## WRITTEN EXERCISE:
State the number of lines below in which the word "document" appears. Nothing else belongs in the answer.

(Saved entries)
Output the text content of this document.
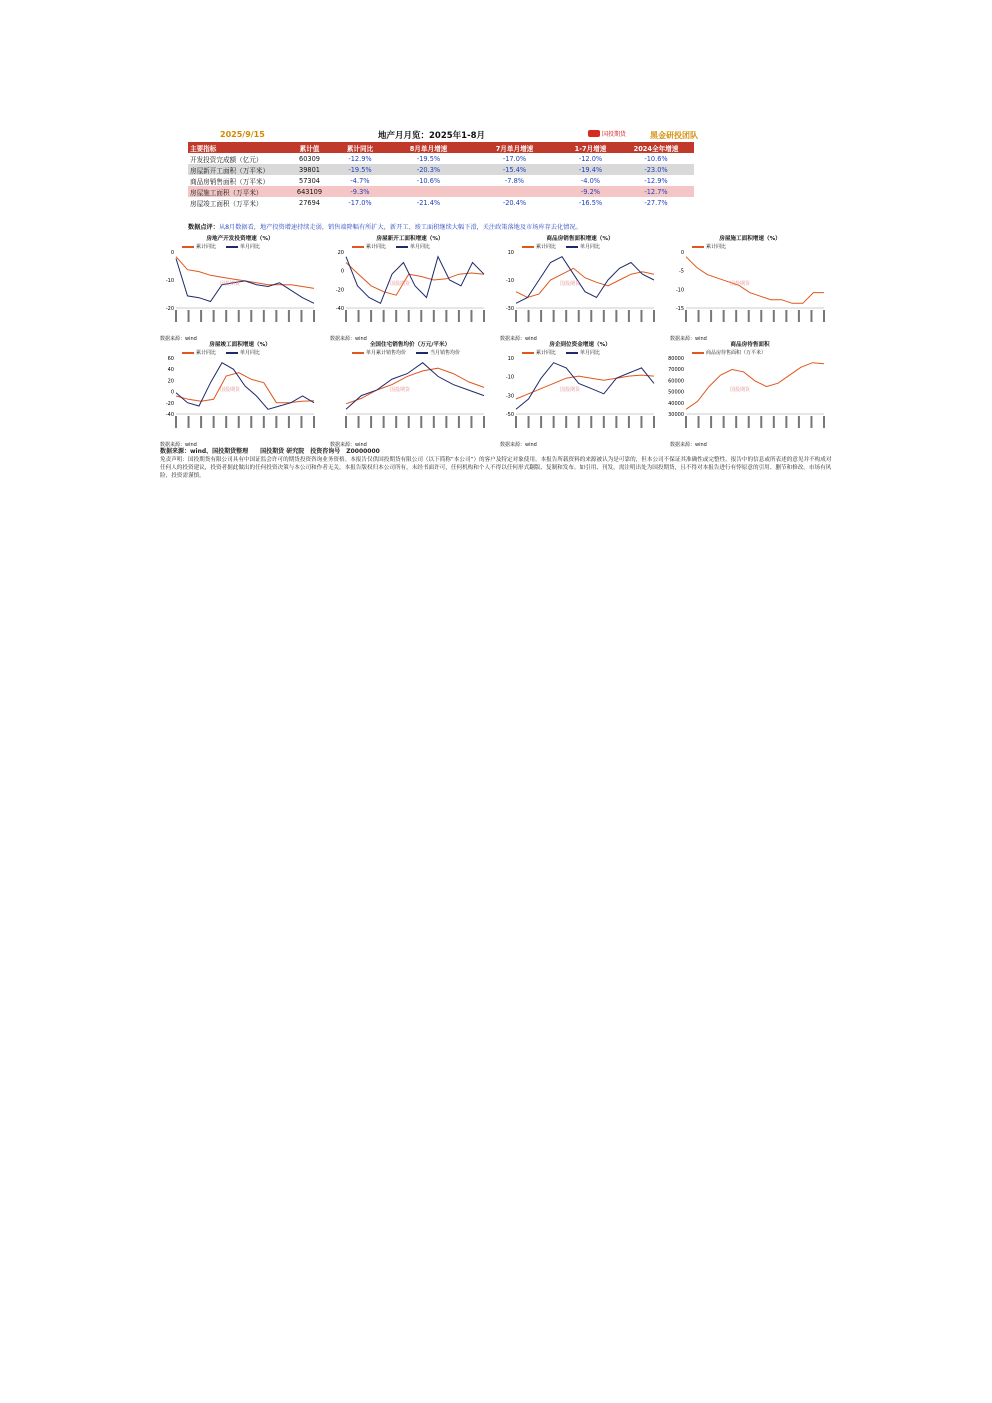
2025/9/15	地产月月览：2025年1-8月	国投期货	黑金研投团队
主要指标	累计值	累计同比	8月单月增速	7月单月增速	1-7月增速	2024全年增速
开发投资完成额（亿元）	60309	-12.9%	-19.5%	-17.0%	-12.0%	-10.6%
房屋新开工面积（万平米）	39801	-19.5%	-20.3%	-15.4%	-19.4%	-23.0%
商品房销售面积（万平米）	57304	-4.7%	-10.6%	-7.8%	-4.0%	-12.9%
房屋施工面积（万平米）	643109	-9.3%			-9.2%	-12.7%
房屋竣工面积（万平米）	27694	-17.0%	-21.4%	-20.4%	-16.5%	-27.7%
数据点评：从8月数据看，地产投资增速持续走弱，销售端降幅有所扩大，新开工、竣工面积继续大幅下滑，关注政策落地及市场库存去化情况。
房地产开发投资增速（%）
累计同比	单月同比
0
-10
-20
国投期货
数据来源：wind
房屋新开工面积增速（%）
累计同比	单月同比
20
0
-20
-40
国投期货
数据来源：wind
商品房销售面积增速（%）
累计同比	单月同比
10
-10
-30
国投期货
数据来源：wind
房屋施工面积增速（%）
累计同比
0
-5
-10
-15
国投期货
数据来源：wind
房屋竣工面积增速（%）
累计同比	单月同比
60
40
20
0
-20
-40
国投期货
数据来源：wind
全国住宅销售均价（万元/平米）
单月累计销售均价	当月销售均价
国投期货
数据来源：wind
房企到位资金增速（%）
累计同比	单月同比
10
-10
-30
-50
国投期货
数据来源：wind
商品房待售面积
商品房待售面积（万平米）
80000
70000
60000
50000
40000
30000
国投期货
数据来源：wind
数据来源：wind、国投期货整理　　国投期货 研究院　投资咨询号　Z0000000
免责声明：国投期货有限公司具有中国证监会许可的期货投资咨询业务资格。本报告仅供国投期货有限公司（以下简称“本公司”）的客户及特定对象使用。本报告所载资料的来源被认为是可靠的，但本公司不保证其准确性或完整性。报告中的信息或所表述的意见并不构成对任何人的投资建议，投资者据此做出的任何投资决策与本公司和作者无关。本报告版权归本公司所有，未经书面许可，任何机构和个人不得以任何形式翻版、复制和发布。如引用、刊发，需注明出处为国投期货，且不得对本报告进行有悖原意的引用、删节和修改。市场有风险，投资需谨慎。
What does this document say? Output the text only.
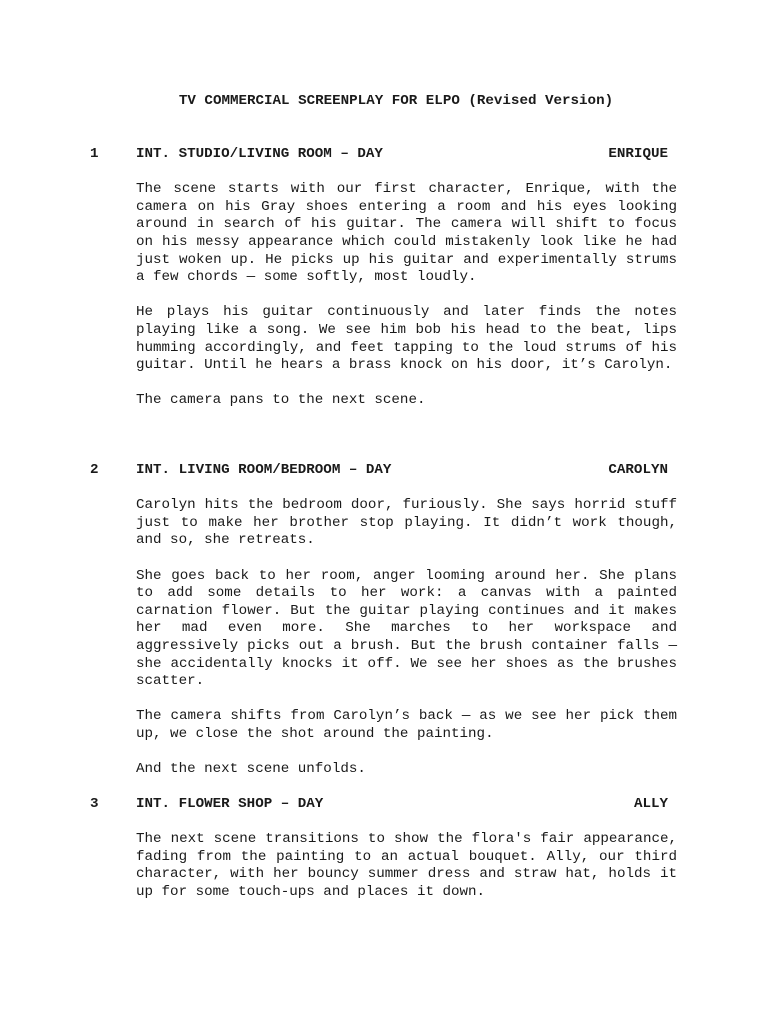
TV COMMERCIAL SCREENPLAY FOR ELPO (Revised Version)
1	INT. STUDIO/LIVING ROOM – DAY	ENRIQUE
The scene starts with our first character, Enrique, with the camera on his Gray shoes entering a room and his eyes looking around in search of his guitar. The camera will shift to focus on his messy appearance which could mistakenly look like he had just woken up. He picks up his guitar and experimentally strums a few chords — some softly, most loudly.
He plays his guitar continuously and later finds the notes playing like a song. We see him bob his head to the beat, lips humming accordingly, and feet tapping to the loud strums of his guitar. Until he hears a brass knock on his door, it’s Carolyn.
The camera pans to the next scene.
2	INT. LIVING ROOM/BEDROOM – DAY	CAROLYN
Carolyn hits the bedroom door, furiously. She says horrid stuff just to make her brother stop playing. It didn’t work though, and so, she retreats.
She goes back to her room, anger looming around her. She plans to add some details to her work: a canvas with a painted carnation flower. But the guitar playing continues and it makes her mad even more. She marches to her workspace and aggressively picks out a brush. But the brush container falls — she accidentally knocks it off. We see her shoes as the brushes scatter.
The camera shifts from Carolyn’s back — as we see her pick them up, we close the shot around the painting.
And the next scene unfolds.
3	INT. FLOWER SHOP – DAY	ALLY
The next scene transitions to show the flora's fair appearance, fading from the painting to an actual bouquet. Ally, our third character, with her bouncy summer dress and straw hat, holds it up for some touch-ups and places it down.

## WORKED SOLUTION:
2